>> Begin
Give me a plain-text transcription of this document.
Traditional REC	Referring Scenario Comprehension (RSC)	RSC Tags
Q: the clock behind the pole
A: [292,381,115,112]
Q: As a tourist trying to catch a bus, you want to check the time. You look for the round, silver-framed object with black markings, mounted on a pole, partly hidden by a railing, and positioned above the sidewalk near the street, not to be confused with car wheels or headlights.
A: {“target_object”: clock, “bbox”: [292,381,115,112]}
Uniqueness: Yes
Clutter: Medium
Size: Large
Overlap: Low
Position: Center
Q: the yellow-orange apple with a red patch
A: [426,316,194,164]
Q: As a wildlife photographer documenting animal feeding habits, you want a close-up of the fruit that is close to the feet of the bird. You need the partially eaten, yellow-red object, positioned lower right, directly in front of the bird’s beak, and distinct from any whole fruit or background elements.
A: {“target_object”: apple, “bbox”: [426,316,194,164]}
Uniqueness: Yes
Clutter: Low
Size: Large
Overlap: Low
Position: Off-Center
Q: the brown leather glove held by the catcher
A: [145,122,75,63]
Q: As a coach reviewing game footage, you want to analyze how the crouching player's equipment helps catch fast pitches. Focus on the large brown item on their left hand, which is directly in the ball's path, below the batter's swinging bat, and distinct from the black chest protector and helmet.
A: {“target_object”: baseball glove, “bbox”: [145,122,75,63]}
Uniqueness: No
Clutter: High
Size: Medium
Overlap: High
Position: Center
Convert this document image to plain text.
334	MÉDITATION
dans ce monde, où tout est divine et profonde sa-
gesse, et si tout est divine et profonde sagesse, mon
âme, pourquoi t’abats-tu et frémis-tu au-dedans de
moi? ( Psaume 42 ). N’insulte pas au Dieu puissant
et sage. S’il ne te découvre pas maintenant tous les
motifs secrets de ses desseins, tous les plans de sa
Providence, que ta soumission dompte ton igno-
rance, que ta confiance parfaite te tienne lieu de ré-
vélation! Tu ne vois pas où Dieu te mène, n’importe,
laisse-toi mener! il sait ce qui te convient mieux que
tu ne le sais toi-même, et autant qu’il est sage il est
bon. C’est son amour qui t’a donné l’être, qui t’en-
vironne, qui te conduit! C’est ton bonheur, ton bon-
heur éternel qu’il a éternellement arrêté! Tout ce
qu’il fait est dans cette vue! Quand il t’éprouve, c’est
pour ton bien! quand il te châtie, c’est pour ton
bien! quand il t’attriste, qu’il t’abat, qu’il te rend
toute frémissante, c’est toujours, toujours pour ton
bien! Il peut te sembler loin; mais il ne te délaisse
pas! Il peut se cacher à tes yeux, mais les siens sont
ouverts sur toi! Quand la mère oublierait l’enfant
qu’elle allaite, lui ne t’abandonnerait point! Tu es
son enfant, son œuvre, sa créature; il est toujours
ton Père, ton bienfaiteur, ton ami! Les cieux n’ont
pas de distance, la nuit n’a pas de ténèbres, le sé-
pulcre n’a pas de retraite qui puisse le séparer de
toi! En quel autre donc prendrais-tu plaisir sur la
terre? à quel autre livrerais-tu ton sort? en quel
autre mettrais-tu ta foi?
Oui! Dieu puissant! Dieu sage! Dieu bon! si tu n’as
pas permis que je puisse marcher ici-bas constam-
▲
>> End
Stated goal
Give back the data above exactly as it appears.

Solution to this exercise
Give me a plain-text transcription of this document.
Traditional REC	Referring Scenario Comprehension (RSC)	RSC Tags
Q: the clock behind the pole
A: [292,381,115,112]
Q: As a tourist trying to catch a bus, you want to check the time. You look for the round, silver-framed object with black markings, mounted on a pole, partly hidden by a railing, and positioned above the sidewalk near the street, not to be confused with car wheels or headlights.
A: {“target_object”: clock, “bbox”: [292,381,115,112]}
Uniqueness: Yes
Clutter: Medium
Size: Large
Overlap: Low
Position: Center
Q: the yellow-orange apple with a red patch
A: [426,316,194,164]
Q: As a wildlife photographer documenting animal feeding habits, you want a close-up of the fruit that is close to the feet of the bird. You need the partially eaten, yellow-red object, positioned lower right, directly in front of the bird’s beak, and distinct from any whole fruit or background elements.
A: {“target_object”: apple, “bbox”: [426,316,194,164]}
Uniqueness: Yes
Clutter: Low
Size: Large
Overlap: Low
Position: Off-Center
Q: the brown leather glove held by the catcher
A: [145,122,75,63]
Q: As a coach reviewing game footage, you want to analyze how the crouching player's equipment helps catch fast pitches. Focus on the large brown item on their left hand, which is directly in the ball's path, below the batter's swinging bat, and distinct from the black chest protector and helmet.
A: {“target_object”: baseball glove, “bbox”: [145,122,75,63]}
Uniqueness: No
Clutter: High
Size: Medium
Overlap: High
Position: Center
Convert this document image to plain text.
334	MÉDITATION
dans ce monde, où tout est divine et profonde sa-
gesse, et si tout est divine et profonde sagesse, mon
âme, pourquoi t’abats-tu et frémis-tu au-dedans de
moi? ( Psaume 42 ). N’insulte pas au Dieu puissant
et sage. S’il ne te découvre pas maintenant tous les
motifs secrets de ses desseins, tous les plans de sa
Providence, que ta soumission dompte ton igno-
rance, que ta confiance parfaite te tienne lieu de ré-
vélation! Tu ne vois pas où Dieu te mène, n’importe,
laisse-toi mener! il sait ce qui te convient mieux que
tu ne le sais toi-même, et autant qu’il est sage il est
bon. C’est son amour qui t’a donné l’être, qui t’en-
vironne, qui te conduit! C’est ton bonheur, ton bon-
heur éternel qu’il a éternellement arrêté! Tout ce
qu’il fait est dans cette vue! Quand il t’éprouve, c’est
pour ton bien! quand il te châtie, c’est pour ton
bien! quand il t’attriste, qu’il t’abat, qu’il te rend
toute frémissante, c’est toujours, toujours pour ton
bien! Il peut te sembler loin; mais il ne te délaisse
pas! Il peut se cacher à tes yeux, mais les siens sont
ouverts sur toi! Quand la mère oublierait l’enfant
qu’elle allaite, lui ne t’abandonnerait point! Tu es
son enfant, son œuvre, sa créature; il est toujours
ton Père, ton bienfaiteur, ton ami! Les cieux n’ont
pas de distance, la nuit n’a pas de ténèbres, le sé-
pulcre n’a pas de retraite qui puisse le séparer de
toi! En quel autre donc prendrais-tu plaisir sur la
terre? à quel autre livrerais-tu ton sort? en quel
autre mettrais-tu ta foi?
Oui! Dieu puissant! Dieu sage! Dieu bon! si tu n’as
pas permis que je puisse marcher ici-bas constam-
▲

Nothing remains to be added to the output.